[Dataset records]
········

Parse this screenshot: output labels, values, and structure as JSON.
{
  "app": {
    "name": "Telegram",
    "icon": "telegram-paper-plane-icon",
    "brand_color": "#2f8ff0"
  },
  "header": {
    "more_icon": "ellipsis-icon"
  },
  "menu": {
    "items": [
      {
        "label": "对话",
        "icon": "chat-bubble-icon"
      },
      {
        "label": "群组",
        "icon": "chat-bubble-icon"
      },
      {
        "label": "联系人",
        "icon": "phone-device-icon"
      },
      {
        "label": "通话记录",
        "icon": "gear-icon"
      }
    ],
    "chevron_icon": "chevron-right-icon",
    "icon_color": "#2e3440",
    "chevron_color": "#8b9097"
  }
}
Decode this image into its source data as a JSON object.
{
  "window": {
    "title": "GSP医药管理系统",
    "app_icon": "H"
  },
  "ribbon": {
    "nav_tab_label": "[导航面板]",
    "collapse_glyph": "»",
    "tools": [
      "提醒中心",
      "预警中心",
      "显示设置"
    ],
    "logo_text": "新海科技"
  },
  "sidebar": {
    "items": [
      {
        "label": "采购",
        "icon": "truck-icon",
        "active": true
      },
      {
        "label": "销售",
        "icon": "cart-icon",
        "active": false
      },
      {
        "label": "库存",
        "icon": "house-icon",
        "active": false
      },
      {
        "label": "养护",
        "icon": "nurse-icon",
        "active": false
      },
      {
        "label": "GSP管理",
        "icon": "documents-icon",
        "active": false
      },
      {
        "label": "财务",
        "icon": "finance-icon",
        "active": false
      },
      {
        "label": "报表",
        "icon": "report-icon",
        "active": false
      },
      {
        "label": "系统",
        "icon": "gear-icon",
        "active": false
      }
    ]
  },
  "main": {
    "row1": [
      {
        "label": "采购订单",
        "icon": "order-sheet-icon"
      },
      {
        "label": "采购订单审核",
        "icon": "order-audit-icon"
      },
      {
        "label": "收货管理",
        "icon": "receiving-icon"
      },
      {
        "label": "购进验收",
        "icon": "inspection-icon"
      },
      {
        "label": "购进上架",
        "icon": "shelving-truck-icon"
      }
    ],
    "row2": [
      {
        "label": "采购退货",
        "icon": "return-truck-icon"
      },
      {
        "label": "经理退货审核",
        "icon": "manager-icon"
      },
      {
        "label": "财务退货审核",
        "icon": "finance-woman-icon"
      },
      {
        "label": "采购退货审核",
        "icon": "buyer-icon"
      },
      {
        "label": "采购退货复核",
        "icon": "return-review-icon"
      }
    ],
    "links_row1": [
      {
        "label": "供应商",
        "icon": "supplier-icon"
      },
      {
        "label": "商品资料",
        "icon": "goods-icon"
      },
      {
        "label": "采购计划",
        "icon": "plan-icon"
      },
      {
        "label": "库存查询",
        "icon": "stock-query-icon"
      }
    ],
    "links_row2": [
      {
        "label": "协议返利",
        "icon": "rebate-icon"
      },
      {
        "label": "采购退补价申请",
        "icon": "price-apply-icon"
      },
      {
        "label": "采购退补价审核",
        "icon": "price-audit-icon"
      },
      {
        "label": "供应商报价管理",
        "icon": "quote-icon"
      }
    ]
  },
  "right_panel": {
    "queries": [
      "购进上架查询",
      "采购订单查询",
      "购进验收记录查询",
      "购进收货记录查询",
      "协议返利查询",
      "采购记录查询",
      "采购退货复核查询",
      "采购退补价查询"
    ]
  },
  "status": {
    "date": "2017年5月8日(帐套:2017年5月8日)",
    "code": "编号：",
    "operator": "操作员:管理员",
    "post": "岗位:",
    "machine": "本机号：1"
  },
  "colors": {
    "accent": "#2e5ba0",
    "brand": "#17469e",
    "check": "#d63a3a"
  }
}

········

WHAT IS NEEDED: Would you copy out each line exactly as written?

SOLUTION TO THE EXERCISE:
Parse this screenshot: output labels, values, and structure as JSON.
{
  "app": {
    "name": "Telegram",
    "icon": "telegram-paper-plane-icon",
    "brand_color": "#2f8ff0"
  },
  "header": {
    "more_icon": "ellipsis-icon"
  },
  "menu": {
    "items": [
      {
        "label": "对话",
        "icon": "chat-bubble-icon"
      },
      {
        "label": "群组",
        "icon": "chat-bubble-icon"
      },
      {
        "label": "联系人",
        "icon": "phone-device-icon"
      },
      {
        "label": "通话记录",
        "icon": "gear-icon"
      }
    ],
    "chevron_icon": "chevron-right-icon",
    "icon_color": "#2e3440",
    "chevron_color": "#8b9097"
  }
}
Decode this image into its source data as a JSON object.
{
  "window": {
    "title": "GSP医药管理系统",
    "app_icon": "H"
  },
  "ribbon": {
    "nav_tab_label": "[导航面板]",
    "collapse_glyph": "»",
    "tools": [
      "提醒中心",
      "预警中心",
      "显示设置"
    ],
    "logo_text": "新海科技"
  },
  "sidebar": {
    "items": [
      {
        "label": "采购",
        "icon": "truck-icon",
        "active": true
      },
      {
        "label": "销售",
        "icon": "cart-icon",
        "active": false
      },
      {
        "label": "库存",
        "icon": "house-icon",
        "active": false
      },
      {
        "label": "养护",
        "icon": "nurse-icon",
        "active": false
      },
      {
        "label": "GSP管理",
        "icon": "documents-icon",
        "active": false
      },
      {
        "label": "财务",
        "icon": "finance-icon",
        "active": false
      },
      {
        "label": "报表",
        "icon": "report-icon",
        "active": false
      },
      {
        "label": "系统",
        "icon": "gear-icon",
        "active": false
      }
    ]
  },
  "main": {
    "row1": [
      {
        "label": "采购订单",
        "icon": "order-sheet-icon"
      },
      {
        "label": "采购订单审核",
        "icon": "order-audit-icon"
      },
      {
        "label": "收货管理",
        "icon": "receiving-icon"
      },
      {
        "label": "购进验收",
        "icon": "inspection-icon"
      },
      {
        "label": "购进上架",
        "icon": "shelving-truck-icon"
      }
    ],
    "row2": [
      {
        "label": "采购退货",
        "icon": "return-truck-icon"
      },
      {
        "label": "经理退货审核",
        "icon": "manager-icon"
      },
      {
        "label": "财务退货审核",
        "icon": "finance-woman-icon"
      },
      {
        "label": "采购退货审核",
        "icon": "buyer-icon"
      },
      {
        "label": "采购退货复核",
        "icon": "return-review-icon"
      }
    ],
    "links_row1": [
      {
        "label": "供应商",
        "icon": "supplier-icon"
      },
      {
        "label": "商品资料",
        "icon": "goods-icon"
      },
      {
        "label": "采购计划",
        "icon": "plan-icon"
      },
      {
        "label": "库存查询",
        "icon": "stock-query-icon"
      }
    ],
    "links_row2": [
      {
        "label": "协议返利",
        "icon": "rebate-icon"
      },
      {
        "label": "采购退补价申请",
        "icon": "price-apply-icon"
      },
      {
        "label": "采购退补价审核",
        "icon": "price-audit-icon"
      },
      {
        "label": "供应商报价管理",
        "icon": "quote-icon"
      }
    ]
  },
  "right_panel": {
    "queries": [
      "购进上架查询",
      "采购订单查询",
      "购进验收记录查询",
      "购进收货记录查询",
      "协议返利查询",
      "采购记录查询",
      "采购退货复核查询",
      "采购退补价查询"
    ]
  },
  "status": {
    "date": "2017年5月8日(帐套:2017年5月8日)",
    "code": "编号：",
    "operator": "操作员:管理员",
    "post": "岗位:",
    "machine": "本机号：1"
  },
  "colors": {
    "accent": "#2e5ba0",
    "brand": "#17469e",
    "check": "#d63a3a"
  }
}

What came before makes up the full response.